> **INSTRUCTION A**
In the rows below, find the line containing "- selected-ball[interactable]: 37: [1427, 504, 1457, 533]" and output every row exactly, from that line through the line containing "- count-cell: 9: [590, 693, 600, 712]", with both of those lines included.

> **TEXT PASSAGE**
╭──

Bonds with one or three electrons can be found in radical species, which have an odd number of electrons. The simplest example of a 1-electron bond is found in the dihydrogen cation, H⁺
₂. One-electron bonds often have about half the bond energy of a 2-electron bond, and are therefore called "half bonds". However, there are exceptions: in the case of dilithium, the bond is actually stronger for the 1-electron Li⁺
₂ than for the 2-electron Li₂. This exception can be explained in terms of hybridization and inner-shell effects.^[12]

The simplest example of three-electron bonding can be found in the helium dimer cation, He⁺
₂. It is considered a "half bond" because it consists of only one shared electron (rather than two);^[13] in molecular orbital terms, the third electron is in an anti-bonding orbital which cancels out half of the bond formed by the other two electrons. Another example of a molecule containing a 3-electron bond, in addition to two 2-electron bonds, is nitric oxide, NO. The oxygen molecule, O₂ can also be regarded as having two 3-electron bonds and one 2-electron bond, which accounts for its paramagnetism and its formal bond order of 2.^[14] Chlorine dioxide and its heavier analogues bromine dioxide and iodine dioxide also contain three-electron bonds.

╰──

> **SUPPLIED MATERIAL**
╭──

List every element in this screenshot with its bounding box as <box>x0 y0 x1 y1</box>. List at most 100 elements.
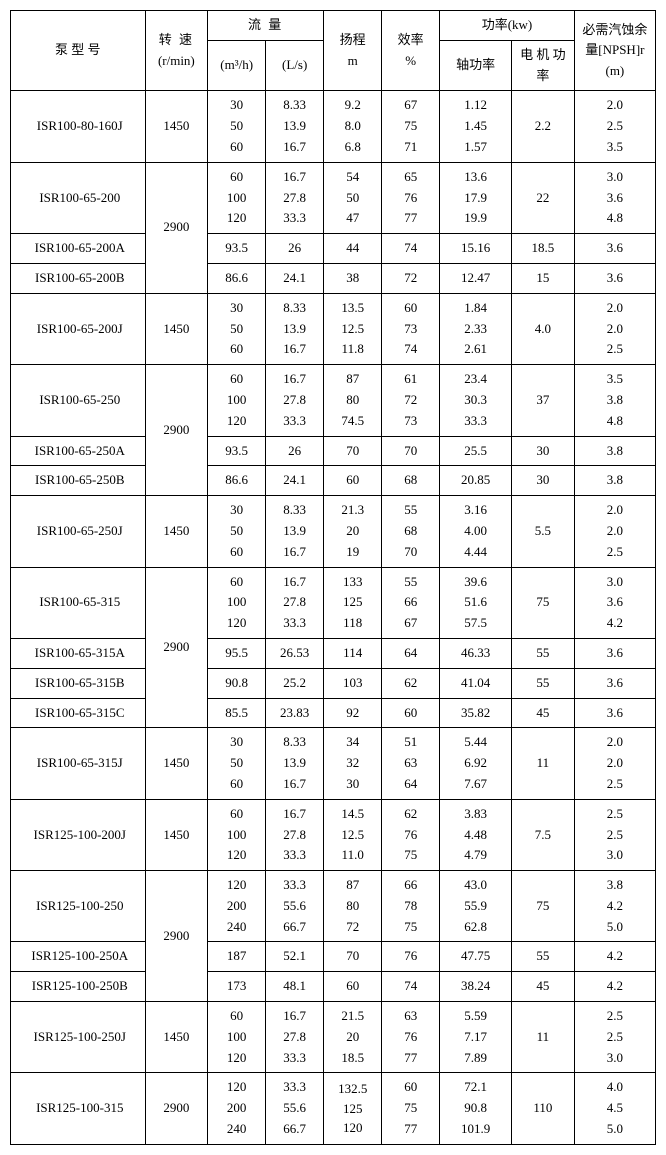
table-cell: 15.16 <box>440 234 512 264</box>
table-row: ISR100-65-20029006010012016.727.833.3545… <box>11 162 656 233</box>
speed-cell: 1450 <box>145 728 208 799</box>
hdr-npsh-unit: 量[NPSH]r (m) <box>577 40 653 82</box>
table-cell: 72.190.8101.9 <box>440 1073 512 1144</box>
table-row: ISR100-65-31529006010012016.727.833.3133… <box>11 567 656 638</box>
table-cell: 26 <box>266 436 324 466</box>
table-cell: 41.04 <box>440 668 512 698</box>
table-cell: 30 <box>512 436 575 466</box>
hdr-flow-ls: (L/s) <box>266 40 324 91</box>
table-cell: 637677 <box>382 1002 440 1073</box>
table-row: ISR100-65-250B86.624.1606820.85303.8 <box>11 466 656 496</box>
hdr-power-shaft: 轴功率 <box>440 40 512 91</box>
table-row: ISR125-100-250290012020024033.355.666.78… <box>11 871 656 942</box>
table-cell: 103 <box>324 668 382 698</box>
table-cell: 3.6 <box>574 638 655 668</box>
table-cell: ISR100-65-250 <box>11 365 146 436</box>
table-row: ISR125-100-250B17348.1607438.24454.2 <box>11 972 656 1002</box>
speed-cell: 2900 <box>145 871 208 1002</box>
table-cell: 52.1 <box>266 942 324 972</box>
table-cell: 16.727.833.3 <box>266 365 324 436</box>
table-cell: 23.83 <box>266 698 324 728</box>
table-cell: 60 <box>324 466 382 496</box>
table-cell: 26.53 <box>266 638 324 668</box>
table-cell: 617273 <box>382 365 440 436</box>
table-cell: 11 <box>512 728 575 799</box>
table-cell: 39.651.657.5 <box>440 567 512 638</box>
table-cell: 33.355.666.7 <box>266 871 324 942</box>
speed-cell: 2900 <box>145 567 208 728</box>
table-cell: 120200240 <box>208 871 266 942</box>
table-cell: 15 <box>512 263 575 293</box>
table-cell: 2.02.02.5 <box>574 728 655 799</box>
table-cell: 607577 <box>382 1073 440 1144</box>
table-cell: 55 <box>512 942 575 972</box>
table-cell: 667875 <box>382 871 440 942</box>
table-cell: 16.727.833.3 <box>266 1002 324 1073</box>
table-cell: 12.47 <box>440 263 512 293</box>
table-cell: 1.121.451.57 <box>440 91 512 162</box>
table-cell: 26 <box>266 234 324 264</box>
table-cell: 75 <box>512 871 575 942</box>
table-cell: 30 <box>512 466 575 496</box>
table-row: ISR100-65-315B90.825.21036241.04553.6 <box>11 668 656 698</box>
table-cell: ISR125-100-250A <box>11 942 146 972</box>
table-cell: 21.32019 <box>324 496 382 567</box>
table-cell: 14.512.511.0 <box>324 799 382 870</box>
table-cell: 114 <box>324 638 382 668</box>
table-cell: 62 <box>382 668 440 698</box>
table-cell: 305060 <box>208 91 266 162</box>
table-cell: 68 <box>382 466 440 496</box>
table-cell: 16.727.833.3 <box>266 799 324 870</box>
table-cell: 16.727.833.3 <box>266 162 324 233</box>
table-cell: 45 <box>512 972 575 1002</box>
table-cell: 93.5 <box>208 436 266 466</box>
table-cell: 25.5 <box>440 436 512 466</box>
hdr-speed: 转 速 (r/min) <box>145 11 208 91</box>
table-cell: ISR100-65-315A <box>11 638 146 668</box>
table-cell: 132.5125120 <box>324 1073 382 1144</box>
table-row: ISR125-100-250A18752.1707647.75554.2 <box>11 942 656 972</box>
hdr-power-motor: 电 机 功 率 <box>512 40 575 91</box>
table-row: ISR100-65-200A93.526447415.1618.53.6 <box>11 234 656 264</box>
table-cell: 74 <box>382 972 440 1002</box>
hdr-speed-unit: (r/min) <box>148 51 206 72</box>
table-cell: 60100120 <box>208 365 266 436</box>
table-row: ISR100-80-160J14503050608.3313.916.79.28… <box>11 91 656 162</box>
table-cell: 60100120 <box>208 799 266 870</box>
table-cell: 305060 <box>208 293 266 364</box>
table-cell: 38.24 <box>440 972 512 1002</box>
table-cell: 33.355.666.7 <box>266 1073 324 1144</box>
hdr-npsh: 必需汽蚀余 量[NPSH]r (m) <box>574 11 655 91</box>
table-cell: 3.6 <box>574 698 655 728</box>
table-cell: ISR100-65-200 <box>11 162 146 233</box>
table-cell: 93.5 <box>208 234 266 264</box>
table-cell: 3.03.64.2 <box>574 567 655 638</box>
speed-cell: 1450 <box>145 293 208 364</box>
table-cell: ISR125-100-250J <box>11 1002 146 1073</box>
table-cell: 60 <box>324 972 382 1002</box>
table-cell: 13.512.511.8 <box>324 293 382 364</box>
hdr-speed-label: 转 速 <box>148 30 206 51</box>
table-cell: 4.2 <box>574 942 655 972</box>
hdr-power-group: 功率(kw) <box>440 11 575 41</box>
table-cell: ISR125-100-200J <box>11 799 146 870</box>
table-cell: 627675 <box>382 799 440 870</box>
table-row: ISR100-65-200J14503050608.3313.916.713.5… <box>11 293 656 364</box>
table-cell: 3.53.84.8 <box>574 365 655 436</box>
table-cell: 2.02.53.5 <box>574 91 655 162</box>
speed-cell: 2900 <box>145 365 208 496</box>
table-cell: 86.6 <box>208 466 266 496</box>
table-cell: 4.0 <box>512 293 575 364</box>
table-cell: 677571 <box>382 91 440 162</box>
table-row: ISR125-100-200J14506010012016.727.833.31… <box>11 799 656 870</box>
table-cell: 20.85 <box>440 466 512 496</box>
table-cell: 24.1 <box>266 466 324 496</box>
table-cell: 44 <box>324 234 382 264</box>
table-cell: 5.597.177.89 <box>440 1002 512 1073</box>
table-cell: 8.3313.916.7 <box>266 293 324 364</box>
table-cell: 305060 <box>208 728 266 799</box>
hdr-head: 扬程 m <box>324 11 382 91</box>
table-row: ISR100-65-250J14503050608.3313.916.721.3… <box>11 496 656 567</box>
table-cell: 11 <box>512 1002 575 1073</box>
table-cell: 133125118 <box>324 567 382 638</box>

╰──
╭──

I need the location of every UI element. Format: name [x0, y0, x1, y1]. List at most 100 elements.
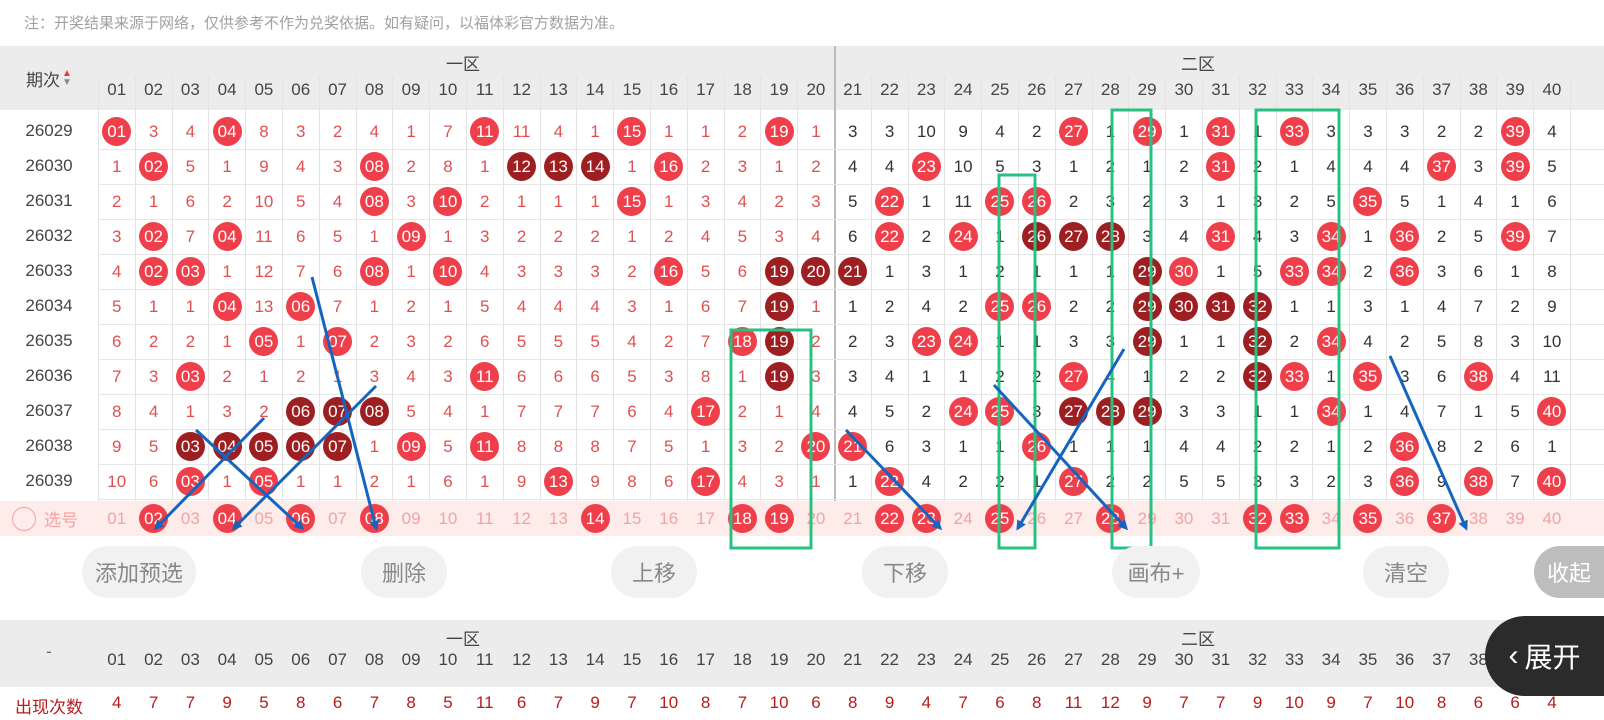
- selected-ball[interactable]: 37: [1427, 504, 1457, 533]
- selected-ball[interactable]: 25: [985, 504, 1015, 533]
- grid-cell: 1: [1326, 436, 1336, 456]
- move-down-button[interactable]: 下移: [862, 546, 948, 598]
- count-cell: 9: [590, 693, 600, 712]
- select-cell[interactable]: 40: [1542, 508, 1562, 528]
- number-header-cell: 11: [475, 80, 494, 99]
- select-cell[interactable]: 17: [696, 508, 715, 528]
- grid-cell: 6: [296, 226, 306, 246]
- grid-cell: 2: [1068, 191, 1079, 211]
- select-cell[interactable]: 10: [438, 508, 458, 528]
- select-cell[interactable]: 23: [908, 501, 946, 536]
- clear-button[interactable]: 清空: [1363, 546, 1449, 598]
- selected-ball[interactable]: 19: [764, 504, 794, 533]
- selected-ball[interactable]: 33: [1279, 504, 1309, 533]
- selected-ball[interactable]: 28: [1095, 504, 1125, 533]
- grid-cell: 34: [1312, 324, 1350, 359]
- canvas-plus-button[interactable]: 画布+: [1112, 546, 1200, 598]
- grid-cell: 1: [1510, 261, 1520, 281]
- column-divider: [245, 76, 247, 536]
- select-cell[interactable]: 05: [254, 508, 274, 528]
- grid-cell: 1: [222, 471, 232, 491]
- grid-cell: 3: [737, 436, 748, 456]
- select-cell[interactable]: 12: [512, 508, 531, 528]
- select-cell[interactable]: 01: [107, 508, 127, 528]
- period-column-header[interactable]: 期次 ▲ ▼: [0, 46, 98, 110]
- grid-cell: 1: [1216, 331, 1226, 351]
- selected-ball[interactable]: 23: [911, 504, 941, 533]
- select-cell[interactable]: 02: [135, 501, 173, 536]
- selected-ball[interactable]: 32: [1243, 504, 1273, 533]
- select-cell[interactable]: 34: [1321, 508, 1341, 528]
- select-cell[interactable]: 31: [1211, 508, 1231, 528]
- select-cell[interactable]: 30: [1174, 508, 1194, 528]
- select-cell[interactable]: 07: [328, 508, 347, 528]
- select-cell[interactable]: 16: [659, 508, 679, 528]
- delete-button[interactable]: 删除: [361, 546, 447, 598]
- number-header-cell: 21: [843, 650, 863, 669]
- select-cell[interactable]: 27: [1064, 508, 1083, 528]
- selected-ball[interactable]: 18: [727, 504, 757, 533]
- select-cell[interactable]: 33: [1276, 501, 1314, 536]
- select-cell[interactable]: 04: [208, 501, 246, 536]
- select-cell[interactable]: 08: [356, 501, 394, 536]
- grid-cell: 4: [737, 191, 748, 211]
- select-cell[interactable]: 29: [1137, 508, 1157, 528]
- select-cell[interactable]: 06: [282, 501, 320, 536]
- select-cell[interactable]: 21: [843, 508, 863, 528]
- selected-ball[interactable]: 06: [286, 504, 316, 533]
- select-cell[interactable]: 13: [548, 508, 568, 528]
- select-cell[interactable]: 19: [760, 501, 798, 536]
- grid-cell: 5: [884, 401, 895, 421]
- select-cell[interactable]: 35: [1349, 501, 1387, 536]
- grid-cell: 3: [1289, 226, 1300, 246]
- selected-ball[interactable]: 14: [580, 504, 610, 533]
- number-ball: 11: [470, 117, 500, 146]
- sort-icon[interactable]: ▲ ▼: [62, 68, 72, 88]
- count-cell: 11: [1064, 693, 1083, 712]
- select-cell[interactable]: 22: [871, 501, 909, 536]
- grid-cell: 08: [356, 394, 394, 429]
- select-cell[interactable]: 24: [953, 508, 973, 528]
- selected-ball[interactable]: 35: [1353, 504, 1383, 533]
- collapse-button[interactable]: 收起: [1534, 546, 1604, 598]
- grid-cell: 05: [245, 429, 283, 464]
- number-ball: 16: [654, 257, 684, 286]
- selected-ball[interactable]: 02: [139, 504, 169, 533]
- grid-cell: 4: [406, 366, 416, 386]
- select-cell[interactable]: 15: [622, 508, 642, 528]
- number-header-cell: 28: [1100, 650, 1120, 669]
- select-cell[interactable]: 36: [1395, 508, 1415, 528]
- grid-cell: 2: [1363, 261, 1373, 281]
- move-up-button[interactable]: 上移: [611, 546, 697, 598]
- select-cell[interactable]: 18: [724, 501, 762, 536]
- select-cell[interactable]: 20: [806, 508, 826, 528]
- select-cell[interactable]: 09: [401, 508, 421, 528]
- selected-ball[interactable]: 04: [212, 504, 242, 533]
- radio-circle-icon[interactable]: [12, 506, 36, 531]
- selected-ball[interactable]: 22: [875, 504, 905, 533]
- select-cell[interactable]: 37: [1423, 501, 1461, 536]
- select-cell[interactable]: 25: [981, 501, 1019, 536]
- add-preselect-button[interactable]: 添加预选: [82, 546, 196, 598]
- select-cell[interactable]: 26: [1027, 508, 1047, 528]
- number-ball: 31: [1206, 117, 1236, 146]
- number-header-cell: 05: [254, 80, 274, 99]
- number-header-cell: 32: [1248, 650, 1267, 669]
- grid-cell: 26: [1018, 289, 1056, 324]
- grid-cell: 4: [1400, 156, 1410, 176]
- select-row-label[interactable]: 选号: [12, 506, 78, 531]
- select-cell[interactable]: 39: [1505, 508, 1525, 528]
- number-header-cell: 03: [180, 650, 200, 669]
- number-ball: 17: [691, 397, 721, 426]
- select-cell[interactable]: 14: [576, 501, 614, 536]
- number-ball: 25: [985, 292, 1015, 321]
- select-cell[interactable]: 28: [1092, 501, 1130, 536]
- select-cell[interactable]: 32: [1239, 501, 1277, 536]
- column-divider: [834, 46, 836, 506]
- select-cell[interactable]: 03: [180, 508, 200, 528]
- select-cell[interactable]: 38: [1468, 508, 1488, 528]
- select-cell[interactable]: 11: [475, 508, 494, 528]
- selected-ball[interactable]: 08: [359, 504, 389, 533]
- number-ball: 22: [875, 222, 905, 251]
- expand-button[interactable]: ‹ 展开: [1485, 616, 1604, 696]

╰──

> **INSTRUCTION B**
From the passage on one- and three-electron bonds, return the text word for word, starting with "The simplest example of three-electron" and ending with "contain three-electron bonds.".

> **FINAL ANSWER A**
- selected-ball[interactable]: 37: [1427, 504, 1457, 533]
- selected-ball[interactable]: 25: [985, 504, 1015, 533]
- grid-cell: 1: [1326, 436, 1336, 456]
- move-down-button[interactable]: 下移: [862, 546, 948, 598]
- count-cell: 9: [590, 693, 600, 712]

> **FINAL ANSWER B**
The simplest example of three-electron bonding can be found in the helium dimer cation, He⁺
₂. It is considered a "half bond" because it consists of only one shared electron (rather than two);^[13] in molecular orbital terms, the third electron is in an anti-bonding orbital which cancels out half of the bond formed by the other two electrons. Another example of a molecule containing a 3-electron bond, in addition to two 2-electron bonds, is nitric oxide, NO. The oxygen molecule, O₂ can also be regarded as having two 3-electron bonds and one 2-electron bond, which accounts for its paramagnetism and its formal bond order of 2.^[14] Chlorine dioxide and its heavier analogues bromine dioxide and iodine dioxide also contain three-electron bonds.